*Problem statement*.
Repeat each record exactly. Any picture gets left out.

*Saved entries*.
_ _ _ _ _ _ _

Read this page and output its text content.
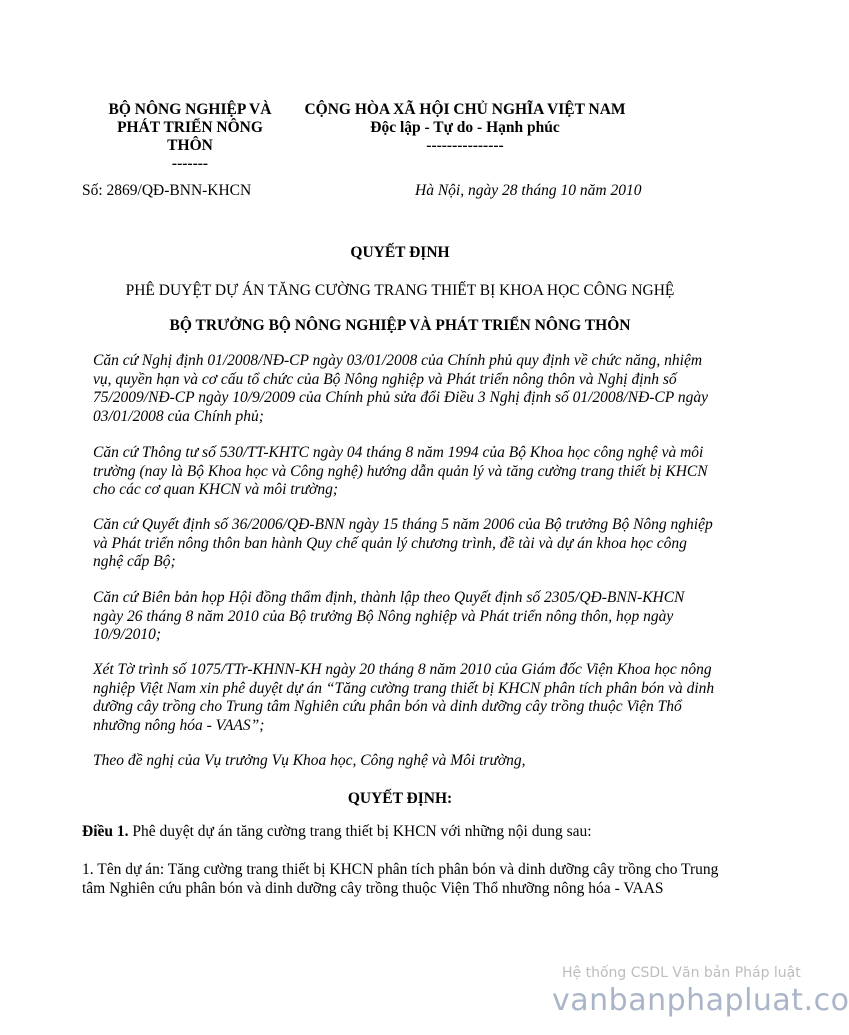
BỘ NÔNG NGHIỆP VÀ
PHÁT TRIỂN NÔNG
THÔN
-------
CỘNG HÒA XÃ HỘI CHỦ NGHĨA VIỆT NAM
Độc lập - Tự do - Hạnh phúc
---------------
Số: 2869/QĐ-BNN-KHCN	Hà Nội, ngày 28 tháng 10 năm 2010
QUYẾT ĐỊNH
PHÊ DUYỆT DỰ ÁN TĂNG CƯỜNG TRANG THIẾT BỊ KHOA HỌC CÔNG NGHỆ
BỘ TRƯỞNG BỘ NÔNG NGHIỆP VÀ PHÁT TRIỂN NÔNG THÔN
Căn cứ Nghị định 01/2008/NĐ-CP ngày 03/01/2008 của Chính phủ quy định về chức năng, nhiệm vụ, quyền hạn và cơ cấu tổ chức của Bộ Nông nghiệp và Phát triển nông thôn và Nghị định số 75/2009/NĐ-CP ngày 10/9/2009 của Chính phủ sửa đổi Điều 3 Nghị định số 01/2008/NĐ-CP ngày 03/01/2008 của Chính phủ;
Căn cứ Thông tư số 530/TT-KHTC ngày 04 tháng 8 năm 1994 của Bộ Khoa học công nghệ và môi trường (nay là Bộ Khoa học và Công nghệ) hướng dẫn quản lý và tăng cường trang thiết bị KHCN cho các cơ quan KHCN và môi trường;
Căn cứ Quyết định số 36/2006/QĐ-BNN ngày 15 tháng 5 năm 2006 của Bộ trưởng Bộ Nông nghiệp và Phát triển nông thôn ban hành Quy chế quản lý chương trình, đề tài và dự án khoa học công nghệ cấp Bộ;
Căn cứ Biên bản họp Hội đồng thẩm định, thành lập theo Quyết định số 2305/QĐ-BNN-KHCN ngày 26 tháng 8 năm 2010 của Bộ trưởng Bộ Nông nghiệp và Phát triển nông thôn, họp ngày 10/9/2010;
Xét Tờ trình số 1075/TTr-KHNN-KH ngày 20 tháng 8 năm 2010 của Giám đốc Viện Khoa học nông nghiệp Việt Nam xin phê duyệt dự án “Tăng cường trang thiết bị KHCN phân tích phân bón và dinh dưỡng cây trồng cho Trung tâm Nghiên cứu phân bón và dinh dưỡng cây trồng thuộc Viện Thổ nhưỡng nông hóa - VAAS”;
Theo đề nghị của Vụ trưởng Vụ Khoa học, Công nghệ và Môi trường,
QUYẾT ĐỊNH:
Điều 1. Phê duyệt dự án tăng cường trang thiết bị KHCN với những nội dung sau:
1. Tên dự án: Tăng cường trang thiết bị KHCN phân tích phân bón và dinh dưỡng cây trồng cho Trung tâm Nghiên cứu phân bón và dinh dưỡng cây trồng thuộc Viện Thổ nhưỡng nông hóa - VAAS
Hệ thống CSDL Văn bản Pháp luật
vanbanphapluat.co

_ _ _ _ _ _ _

*Answer to the task*.
Read this page and output its text content.
BỘ NÔNG NGHIỆP VÀ
PHÁT TRIỂN NÔNG
THÔN
-------
CỘNG HÒA XÃ HỘI CHỦ NGHĨA VIỆT NAM
Độc lập - Tự do - Hạnh phúc
---------------
Số: 2869/QĐ-BNN-KHCN	Hà Nội, ngày 28 tháng 10 năm 2010
QUYẾT ĐỊNH
PHÊ DUYỆT DỰ ÁN TĂNG CƯỜNG TRANG THIẾT BỊ KHOA HỌC CÔNG NGHỆ
BỘ TRƯỞNG BỘ NÔNG NGHIỆP VÀ PHÁT TRIỂN NÔNG THÔN
Căn cứ Nghị định 01/2008/NĐ-CP ngày 03/01/2008 của Chính phủ quy định về chức năng, nhiệm vụ, quyền hạn và cơ cấu tổ chức của Bộ Nông nghiệp và Phát triển nông thôn và Nghị định số 75/2009/NĐ-CP ngày 10/9/2009 của Chính phủ sửa đổi Điều 3 Nghị định số 01/2008/NĐ-CP ngày 03/01/2008 của Chính phủ;
Căn cứ Thông tư số 530/TT-KHTC ngày 04 tháng 8 năm 1994 của Bộ Khoa học công nghệ và môi trường (nay là Bộ Khoa học và Công nghệ) hướng dẫn quản lý và tăng cường trang thiết bị KHCN cho các cơ quan KHCN và môi trường;
Căn cứ Quyết định số 36/2006/QĐ-BNN ngày 15 tháng 5 năm 2006 của Bộ trưởng Bộ Nông nghiệp và Phát triển nông thôn ban hành Quy chế quản lý chương trình, đề tài và dự án khoa học công nghệ cấp Bộ;
Căn cứ Biên bản họp Hội đồng thẩm định, thành lập theo Quyết định số 2305/QĐ-BNN-KHCN ngày 26 tháng 8 năm 2010 của Bộ trưởng Bộ Nông nghiệp và Phát triển nông thôn, họp ngày 10/9/2010;
Xét Tờ trình số 1075/TTr-KHNN-KH ngày 20 tháng 8 năm 2010 của Giám đốc Viện Khoa học nông nghiệp Việt Nam xin phê duyệt dự án “Tăng cường trang thiết bị KHCN phân tích phân bón và dinh dưỡng cây trồng cho Trung tâm Nghiên cứu phân bón và dinh dưỡng cây trồng thuộc Viện Thổ nhưỡng nông hóa - VAAS”;
Theo đề nghị của Vụ trưởng Vụ Khoa học, Công nghệ và Môi trường,
QUYẾT ĐỊNH:
Điều 1. Phê duyệt dự án tăng cường trang thiết bị KHCN với những nội dung sau:
1. Tên dự án: Tăng cường trang thiết bị KHCN phân tích phân bón và dinh dưỡng cây trồng cho Trung tâm Nghiên cứu phân bón và dinh dưỡng cây trồng thuộc Viện Thổ nhưỡng nông hóa - VAAS
Hệ thống CSDL Văn bản Pháp luật
vanbanphapluat.co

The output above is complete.